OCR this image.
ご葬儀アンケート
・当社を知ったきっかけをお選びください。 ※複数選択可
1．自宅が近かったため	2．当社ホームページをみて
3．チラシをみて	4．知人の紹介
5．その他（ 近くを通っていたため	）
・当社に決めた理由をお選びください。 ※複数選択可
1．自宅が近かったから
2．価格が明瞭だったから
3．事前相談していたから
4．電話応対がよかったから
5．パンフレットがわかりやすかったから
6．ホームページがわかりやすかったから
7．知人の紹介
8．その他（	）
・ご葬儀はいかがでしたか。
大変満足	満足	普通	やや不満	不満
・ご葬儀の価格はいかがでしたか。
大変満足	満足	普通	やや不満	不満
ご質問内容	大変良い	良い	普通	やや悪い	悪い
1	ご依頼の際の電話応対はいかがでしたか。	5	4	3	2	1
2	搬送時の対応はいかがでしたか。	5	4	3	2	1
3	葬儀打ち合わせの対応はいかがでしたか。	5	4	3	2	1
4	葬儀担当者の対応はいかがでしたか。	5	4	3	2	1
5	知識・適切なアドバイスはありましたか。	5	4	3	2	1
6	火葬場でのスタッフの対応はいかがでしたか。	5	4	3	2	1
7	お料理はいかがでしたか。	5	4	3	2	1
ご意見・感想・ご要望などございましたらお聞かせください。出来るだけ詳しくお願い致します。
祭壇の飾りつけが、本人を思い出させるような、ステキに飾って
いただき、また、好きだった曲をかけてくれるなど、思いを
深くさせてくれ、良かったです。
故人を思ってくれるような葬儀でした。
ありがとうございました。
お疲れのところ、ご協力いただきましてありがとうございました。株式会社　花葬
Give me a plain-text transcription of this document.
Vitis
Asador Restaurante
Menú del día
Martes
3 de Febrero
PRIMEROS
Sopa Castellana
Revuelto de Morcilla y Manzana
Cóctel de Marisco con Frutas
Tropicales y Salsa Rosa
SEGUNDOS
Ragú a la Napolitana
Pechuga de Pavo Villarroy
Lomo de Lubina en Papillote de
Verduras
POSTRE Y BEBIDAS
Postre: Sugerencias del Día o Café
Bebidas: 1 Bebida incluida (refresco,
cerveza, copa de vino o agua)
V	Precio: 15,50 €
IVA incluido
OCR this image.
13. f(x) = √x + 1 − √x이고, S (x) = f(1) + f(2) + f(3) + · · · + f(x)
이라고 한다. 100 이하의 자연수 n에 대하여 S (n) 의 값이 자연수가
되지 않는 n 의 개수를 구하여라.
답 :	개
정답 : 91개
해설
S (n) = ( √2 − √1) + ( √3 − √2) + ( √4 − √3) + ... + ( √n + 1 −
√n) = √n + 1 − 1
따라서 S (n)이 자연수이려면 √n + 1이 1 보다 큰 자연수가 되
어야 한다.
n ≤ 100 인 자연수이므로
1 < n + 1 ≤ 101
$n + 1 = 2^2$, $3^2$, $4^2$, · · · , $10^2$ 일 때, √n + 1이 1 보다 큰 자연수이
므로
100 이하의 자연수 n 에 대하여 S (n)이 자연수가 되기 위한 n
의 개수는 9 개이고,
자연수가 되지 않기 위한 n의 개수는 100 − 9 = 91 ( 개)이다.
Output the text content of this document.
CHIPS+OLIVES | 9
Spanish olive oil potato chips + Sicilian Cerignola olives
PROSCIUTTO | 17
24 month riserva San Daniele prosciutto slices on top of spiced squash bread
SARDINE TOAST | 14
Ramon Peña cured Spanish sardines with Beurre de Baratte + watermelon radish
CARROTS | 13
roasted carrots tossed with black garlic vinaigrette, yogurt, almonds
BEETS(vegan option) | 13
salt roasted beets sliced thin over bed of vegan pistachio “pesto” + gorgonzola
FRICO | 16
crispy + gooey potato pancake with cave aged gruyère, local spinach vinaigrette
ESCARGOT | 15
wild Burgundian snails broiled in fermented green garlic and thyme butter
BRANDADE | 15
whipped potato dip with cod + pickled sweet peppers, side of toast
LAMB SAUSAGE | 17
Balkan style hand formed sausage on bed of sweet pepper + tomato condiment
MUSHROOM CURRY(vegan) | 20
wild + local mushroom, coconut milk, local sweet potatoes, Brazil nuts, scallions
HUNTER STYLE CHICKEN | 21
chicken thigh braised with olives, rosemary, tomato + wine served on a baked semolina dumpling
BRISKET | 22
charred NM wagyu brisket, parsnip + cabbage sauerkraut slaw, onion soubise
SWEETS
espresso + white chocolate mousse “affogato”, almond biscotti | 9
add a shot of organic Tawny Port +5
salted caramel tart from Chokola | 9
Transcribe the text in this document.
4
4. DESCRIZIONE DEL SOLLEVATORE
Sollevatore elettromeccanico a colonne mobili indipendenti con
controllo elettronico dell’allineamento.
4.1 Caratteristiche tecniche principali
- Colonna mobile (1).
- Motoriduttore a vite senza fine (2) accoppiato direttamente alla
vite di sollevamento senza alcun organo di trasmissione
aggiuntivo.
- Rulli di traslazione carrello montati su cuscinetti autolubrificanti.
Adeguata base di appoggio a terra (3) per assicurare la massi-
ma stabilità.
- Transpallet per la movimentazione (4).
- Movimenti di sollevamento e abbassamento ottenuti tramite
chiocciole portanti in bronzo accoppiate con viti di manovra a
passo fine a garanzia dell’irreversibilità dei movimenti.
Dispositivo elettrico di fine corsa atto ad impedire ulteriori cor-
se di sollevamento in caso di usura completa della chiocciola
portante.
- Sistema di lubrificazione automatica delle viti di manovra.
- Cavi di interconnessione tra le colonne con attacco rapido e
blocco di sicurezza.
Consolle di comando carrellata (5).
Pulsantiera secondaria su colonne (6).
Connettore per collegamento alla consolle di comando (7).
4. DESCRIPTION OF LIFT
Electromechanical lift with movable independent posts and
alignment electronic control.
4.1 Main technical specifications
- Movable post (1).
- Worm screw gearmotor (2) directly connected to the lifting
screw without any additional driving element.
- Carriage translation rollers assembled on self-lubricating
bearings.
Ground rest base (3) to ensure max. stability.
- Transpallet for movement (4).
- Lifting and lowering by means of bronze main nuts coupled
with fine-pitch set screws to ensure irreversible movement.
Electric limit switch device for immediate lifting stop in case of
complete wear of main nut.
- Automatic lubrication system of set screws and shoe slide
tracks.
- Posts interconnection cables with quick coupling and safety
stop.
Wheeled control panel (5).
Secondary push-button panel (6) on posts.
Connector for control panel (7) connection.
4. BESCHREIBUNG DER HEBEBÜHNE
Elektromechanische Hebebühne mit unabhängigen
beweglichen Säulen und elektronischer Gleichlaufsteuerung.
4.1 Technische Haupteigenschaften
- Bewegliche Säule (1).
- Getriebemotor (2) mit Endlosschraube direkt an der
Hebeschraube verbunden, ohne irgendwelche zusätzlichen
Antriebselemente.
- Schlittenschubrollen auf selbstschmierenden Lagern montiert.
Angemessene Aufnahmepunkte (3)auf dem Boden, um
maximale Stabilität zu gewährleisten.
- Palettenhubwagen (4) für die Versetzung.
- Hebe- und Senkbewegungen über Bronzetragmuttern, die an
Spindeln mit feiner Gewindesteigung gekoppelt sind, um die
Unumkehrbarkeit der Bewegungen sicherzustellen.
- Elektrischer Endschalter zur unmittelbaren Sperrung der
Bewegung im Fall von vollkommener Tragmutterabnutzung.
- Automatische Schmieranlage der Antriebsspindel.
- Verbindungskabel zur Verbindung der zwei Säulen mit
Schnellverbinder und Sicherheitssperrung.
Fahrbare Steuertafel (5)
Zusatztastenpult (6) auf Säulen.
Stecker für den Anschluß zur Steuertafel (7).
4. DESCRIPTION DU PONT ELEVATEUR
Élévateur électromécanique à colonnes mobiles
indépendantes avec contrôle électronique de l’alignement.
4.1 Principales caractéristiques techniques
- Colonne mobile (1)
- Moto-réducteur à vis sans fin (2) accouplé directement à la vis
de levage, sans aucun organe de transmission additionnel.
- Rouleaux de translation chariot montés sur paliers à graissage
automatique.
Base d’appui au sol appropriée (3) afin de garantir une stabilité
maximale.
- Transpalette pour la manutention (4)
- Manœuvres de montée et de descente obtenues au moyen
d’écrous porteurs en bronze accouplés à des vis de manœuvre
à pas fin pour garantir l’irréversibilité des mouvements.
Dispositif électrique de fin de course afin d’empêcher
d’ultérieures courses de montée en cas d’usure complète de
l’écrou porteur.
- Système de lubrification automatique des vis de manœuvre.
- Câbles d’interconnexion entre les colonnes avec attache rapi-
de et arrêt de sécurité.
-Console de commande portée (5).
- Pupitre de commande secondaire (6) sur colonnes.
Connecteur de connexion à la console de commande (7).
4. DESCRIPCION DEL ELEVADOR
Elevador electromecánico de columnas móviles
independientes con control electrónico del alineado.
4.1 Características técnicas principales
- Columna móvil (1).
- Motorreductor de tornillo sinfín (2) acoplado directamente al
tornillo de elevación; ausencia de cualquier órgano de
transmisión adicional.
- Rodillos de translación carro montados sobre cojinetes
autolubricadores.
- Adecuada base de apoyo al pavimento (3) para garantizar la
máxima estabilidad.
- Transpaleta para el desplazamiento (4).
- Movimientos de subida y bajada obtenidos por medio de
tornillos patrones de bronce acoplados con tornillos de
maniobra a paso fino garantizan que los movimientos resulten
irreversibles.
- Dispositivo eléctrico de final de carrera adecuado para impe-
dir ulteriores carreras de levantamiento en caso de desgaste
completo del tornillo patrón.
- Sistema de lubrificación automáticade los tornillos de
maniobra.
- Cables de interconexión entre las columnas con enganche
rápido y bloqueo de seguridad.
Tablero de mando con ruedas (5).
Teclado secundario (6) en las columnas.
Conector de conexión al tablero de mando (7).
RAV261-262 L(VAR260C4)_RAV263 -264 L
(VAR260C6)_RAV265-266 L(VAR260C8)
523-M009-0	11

→ TASK BRIEF:
Find the lines containing "tomato" and list every one of them.

→ TASK RESULT:
Balkan style hand formed sausage on bed of sweet pepper + tomato condiment
chicken thigh braised with olives, rosemary, tomato + wine served on a baked semolina dumpling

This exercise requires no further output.